# Given data:
************

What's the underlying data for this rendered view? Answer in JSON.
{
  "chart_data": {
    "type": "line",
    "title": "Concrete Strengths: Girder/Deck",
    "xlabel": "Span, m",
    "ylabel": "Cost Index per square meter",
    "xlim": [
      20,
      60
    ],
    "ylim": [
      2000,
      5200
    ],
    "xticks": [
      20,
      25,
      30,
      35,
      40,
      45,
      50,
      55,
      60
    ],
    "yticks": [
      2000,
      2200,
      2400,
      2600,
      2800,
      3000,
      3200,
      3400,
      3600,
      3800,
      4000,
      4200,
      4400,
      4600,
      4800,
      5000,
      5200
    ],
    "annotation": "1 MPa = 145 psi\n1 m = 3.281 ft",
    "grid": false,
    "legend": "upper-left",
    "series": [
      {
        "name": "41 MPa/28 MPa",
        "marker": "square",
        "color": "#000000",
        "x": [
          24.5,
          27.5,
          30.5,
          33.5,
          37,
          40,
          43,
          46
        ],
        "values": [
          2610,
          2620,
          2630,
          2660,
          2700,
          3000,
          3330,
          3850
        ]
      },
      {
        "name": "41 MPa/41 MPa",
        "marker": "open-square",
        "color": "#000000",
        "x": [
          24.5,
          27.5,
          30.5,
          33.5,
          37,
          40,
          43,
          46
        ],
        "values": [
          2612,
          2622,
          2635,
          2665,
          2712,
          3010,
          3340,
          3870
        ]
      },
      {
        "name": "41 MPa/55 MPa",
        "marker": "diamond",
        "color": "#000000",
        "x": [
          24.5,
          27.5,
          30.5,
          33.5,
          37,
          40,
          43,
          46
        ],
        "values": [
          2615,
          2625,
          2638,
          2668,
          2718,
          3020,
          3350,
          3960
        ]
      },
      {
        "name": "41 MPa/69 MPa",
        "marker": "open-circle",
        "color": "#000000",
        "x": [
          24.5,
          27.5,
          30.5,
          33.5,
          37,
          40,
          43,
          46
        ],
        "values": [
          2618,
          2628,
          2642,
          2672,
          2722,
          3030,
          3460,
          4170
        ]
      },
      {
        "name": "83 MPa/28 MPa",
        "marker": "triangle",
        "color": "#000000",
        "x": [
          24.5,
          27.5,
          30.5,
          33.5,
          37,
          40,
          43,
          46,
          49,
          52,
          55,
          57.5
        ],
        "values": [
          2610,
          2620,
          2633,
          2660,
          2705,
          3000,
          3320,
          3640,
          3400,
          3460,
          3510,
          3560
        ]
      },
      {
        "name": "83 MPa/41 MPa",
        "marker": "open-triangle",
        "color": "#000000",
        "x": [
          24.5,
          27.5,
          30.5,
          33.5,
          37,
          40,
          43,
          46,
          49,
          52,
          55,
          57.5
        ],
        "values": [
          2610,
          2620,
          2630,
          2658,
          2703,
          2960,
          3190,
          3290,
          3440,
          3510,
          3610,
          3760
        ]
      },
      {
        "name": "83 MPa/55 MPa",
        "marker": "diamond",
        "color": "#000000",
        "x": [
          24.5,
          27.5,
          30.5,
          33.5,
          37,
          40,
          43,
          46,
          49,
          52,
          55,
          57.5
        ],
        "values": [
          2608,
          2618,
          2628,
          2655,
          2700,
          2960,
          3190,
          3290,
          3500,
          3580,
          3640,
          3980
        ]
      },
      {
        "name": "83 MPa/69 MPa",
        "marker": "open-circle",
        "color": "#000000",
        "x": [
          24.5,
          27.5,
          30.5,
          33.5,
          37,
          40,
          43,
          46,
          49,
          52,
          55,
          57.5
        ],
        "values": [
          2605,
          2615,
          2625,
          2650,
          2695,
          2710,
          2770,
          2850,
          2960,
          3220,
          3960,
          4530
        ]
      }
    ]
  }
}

************

# Written problem:
Type out the entries again, word for word.

# Answer in full:
What's the underlying data for this rendered view? Answer in JSON.
{
  "chart_data": {
    "type": "line",
    "title": "Concrete Strengths: Girder/Deck",
    "xlabel": "Span, m",
    "ylabel": "Cost Index per square meter",
    "xlim": [
      20,
      60
    ],
    "ylim": [
      2000,
      5200
    ],
    "xticks": [
      20,
      25,
      30,
      35,
      40,
      45,
      50,
      55,
      60
    ],
    "yticks": [
      2000,
      2200,
      2400,
      2600,
      2800,
      3000,
      3200,
      3400,
      3600,
      3800,
      4000,
      4200,
      4400,
      4600,
      4800,
      5000,
      5200
    ],
    "annotation": "1 MPa = 145 psi\n1 m = 3.281 ft",
    "grid": false,
    "legend": "upper-left",
    "series": [
      {
        "name": "41 MPa/28 MPa",
        "marker": "square",
        "color": "#000000",
        "x": [
          24.5,
          27.5,
          30.5,
          33.5,
          37,
          40,
          43,
          46
        ],
        "values": [
          2610,
          2620,
          2630,
          2660,
          2700,
          3000,
          3330,
          3850
        ]
      },
      {
        "name": "41 MPa/41 MPa",
        "marker": "open-square",
        "color": "#000000",
        "x": [
          24.5,
          27.5,
          30.5,
          33.5,
          37,
          40,
          43,
          46
        ],
        "values": [
          2612,
          2622,
          2635,
          2665,
          2712,
          3010,
          3340,
          3870
        ]
      },
      {
        "name": "41 MPa/55 MPa",
        "marker": "diamond",
        "color": "#000000",
        "x": [
          24.5,
          27.5,
          30.5,
          33.5,
          37,
          40,
          43,
          46
        ],
        "values": [
          2615,
          2625,
          2638,
          2668,
          2718,
          3020,
          3350,
          3960
        ]
      },
      {
        "name": "41 MPa/69 MPa",
        "marker": "open-circle",
        "color": "#000000",
        "x": [
          24.5,
          27.5,
          30.5,
          33.5,
          37,
          40,
          43,
          46
        ],
        "values": [
          2618,
          2628,
          2642,
          2672,
          2722,
          3030,
          3460,
          4170
        ]
      },
      {
        "name": "83 MPa/28 MPa",
        "marker": "triangle",
        "color": "#000000",
        "x": [
          24.5,
          27.5,
          30.5,
          33.5,
          37,
          40,
          43,
          46,
          49,
          52,
          55,
          57.5
        ],
        "values": [
          2610,
          2620,
          2633,
          2660,
          2705,
          3000,
          3320,
          3640,
          3400,
          3460,
          3510,
          3560
        ]
      },
      {
        "name": "83 MPa/41 MPa",
        "marker": "open-triangle",
        "color": "#000000",
        "x": [
          24.5,
          27.5,
          30.5,
          33.5,
          37,
          40,
          43,
          46,
          49,
          52,
          55,
          57.5
        ],
        "values": [
          2610,
          2620,
          2630,
          2658,
          2703,
          2960,
          3190,
          3290,
          3440,
          3510,
          3610,
          3760
        ]
      },
      {
        "name": "83 MPa/55 MPa",
        "marker": "diamond",
        "color": "#000000",
        "x": [
          24.5,
          27.5,
          30.5,
          33.5,
          37,
          40,
          43,
          46,
          49,
          52,
          55,
          57.5
        ],
        "values": [
          2608,
          2618,
          2628,
          2655,
          2700,
          2960,
          3190,
          3290,
          3500,
          3580,
          3640,
          3980
        ]
      },
      {
        "name": "83 MPa/69 MPa",
        "marker": "open-circle",
        "color": "#000000",
        "x": [
          24.5,
          27.5,
          30.5,
          33.5,
          37,
          40,
          43,
          46,
          49,
          52,
          55,
          57.5
        ],
        "values": [
          2605,
          2615,
          2625,
          2650,
          2695,
          2710,
          2770,
          2850,
          2960,
          3220,
          3960,
          4530
        ]
      }
    ]
  }
}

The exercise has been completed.